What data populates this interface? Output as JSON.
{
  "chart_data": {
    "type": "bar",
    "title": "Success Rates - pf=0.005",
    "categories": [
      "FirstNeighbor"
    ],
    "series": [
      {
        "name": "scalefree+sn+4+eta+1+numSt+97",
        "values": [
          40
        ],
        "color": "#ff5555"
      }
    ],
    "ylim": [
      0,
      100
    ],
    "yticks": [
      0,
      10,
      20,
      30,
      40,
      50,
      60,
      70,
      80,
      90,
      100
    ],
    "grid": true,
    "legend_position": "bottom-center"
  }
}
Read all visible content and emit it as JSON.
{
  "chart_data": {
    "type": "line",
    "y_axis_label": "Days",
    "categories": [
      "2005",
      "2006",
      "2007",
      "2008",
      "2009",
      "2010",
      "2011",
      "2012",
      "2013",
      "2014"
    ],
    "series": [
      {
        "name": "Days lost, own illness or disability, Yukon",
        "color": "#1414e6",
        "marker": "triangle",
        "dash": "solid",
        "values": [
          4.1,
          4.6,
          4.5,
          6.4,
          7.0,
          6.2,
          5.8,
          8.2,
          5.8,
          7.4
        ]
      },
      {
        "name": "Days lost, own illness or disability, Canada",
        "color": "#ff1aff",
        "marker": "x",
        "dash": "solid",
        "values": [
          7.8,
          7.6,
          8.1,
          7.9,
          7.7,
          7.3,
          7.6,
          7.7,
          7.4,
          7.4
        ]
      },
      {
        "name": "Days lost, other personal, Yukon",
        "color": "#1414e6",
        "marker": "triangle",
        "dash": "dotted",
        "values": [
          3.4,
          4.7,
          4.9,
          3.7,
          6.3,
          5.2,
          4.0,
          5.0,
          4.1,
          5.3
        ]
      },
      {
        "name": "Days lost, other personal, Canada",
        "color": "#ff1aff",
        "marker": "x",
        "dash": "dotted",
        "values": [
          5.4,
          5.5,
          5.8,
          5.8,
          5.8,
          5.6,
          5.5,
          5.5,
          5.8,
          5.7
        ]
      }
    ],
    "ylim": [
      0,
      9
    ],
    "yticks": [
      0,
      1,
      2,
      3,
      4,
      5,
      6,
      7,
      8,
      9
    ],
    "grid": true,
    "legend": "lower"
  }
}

----

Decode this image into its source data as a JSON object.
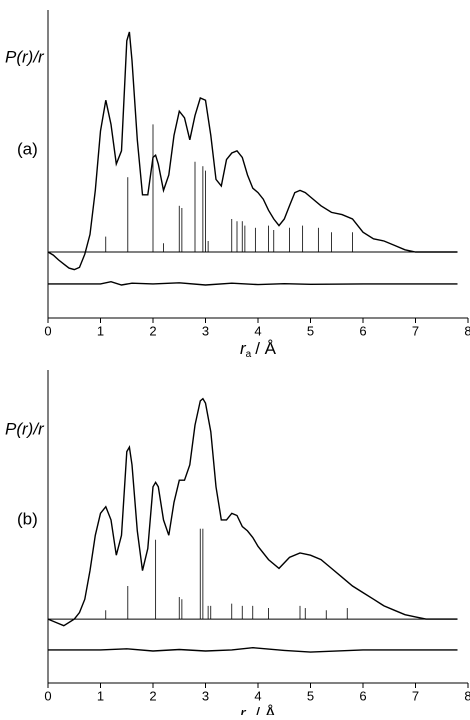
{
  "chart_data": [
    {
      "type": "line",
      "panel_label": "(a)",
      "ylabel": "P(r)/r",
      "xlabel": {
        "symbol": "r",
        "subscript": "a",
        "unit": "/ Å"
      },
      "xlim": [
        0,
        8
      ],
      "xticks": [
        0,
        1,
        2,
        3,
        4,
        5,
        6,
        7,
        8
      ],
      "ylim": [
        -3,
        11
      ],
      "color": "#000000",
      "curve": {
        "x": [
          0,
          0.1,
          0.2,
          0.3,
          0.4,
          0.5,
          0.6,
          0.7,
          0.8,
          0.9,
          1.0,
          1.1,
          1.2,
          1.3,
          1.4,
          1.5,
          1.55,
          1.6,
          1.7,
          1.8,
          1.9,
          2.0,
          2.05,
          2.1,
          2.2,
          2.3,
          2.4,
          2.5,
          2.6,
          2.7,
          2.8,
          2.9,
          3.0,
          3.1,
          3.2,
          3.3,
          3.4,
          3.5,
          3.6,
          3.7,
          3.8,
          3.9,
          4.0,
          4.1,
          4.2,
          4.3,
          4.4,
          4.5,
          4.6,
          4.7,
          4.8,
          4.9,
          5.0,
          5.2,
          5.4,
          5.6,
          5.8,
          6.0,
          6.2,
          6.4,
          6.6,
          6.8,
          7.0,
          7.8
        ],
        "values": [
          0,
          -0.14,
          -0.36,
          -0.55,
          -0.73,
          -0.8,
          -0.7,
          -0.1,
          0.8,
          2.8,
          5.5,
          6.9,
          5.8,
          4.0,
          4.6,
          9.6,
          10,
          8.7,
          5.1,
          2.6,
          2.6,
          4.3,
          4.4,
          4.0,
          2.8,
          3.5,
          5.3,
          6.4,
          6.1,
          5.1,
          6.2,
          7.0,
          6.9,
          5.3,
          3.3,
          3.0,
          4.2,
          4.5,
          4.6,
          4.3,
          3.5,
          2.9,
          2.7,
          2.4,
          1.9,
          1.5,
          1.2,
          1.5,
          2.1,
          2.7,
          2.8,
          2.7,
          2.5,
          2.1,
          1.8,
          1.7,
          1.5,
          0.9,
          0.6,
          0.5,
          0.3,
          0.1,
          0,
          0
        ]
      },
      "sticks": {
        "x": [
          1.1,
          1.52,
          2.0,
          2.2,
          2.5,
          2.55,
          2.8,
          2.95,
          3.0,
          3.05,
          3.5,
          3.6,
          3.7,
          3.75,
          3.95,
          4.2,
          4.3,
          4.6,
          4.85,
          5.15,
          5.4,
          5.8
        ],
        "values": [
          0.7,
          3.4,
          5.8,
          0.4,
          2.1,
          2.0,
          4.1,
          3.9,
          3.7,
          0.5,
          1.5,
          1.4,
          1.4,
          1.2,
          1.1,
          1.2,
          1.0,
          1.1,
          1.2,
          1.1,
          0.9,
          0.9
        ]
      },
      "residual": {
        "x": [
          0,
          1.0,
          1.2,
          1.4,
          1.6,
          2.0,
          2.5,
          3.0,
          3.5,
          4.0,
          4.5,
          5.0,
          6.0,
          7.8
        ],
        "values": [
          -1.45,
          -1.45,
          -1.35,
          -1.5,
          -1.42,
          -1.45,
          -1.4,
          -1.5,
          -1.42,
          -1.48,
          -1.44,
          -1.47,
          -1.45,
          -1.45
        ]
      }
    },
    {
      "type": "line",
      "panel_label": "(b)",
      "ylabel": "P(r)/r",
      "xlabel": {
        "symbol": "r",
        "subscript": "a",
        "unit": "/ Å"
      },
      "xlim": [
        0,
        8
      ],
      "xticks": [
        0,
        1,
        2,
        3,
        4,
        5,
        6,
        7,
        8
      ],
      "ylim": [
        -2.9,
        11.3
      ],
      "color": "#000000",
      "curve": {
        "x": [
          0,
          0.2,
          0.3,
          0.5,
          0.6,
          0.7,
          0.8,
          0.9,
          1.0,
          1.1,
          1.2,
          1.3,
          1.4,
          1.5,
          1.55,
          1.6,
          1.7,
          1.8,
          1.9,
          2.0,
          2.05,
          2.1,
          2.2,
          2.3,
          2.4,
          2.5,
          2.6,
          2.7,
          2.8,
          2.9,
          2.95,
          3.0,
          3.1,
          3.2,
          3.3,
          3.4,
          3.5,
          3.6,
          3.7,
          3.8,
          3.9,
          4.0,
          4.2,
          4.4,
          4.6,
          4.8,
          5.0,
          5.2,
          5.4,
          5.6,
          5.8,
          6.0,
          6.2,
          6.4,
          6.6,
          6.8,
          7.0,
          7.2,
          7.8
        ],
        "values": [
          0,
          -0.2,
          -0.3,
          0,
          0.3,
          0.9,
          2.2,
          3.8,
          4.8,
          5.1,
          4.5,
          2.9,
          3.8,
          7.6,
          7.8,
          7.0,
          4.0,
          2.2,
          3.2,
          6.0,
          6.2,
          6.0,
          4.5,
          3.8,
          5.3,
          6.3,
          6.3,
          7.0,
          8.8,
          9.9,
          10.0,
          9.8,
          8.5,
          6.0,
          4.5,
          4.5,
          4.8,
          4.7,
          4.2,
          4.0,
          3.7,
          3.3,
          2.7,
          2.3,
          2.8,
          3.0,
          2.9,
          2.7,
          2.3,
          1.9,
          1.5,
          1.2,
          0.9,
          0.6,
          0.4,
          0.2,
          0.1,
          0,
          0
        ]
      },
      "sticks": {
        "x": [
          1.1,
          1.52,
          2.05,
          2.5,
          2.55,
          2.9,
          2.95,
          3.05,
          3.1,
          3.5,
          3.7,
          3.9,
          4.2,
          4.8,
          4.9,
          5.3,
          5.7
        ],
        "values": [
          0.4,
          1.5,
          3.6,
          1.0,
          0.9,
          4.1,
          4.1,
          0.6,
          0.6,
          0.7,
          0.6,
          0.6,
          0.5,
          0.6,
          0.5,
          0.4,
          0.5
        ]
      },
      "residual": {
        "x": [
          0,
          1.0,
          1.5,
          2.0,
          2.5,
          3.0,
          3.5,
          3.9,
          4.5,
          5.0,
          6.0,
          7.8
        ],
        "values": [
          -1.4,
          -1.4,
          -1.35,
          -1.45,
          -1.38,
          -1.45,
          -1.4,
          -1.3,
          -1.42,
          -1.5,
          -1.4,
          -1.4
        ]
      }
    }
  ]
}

----

Where does the word "Days" appear in the listing? List each line that holds it.

Written answer
    "y_axis_label": "Days",
        "name": "Days lost, own illness or disability, Yukon",
        "name": "Days lost, own illness or disability, Canada",
        "name": "Days lost, other personal, Yukon",
        "name": "Days lost, other personal, Canada",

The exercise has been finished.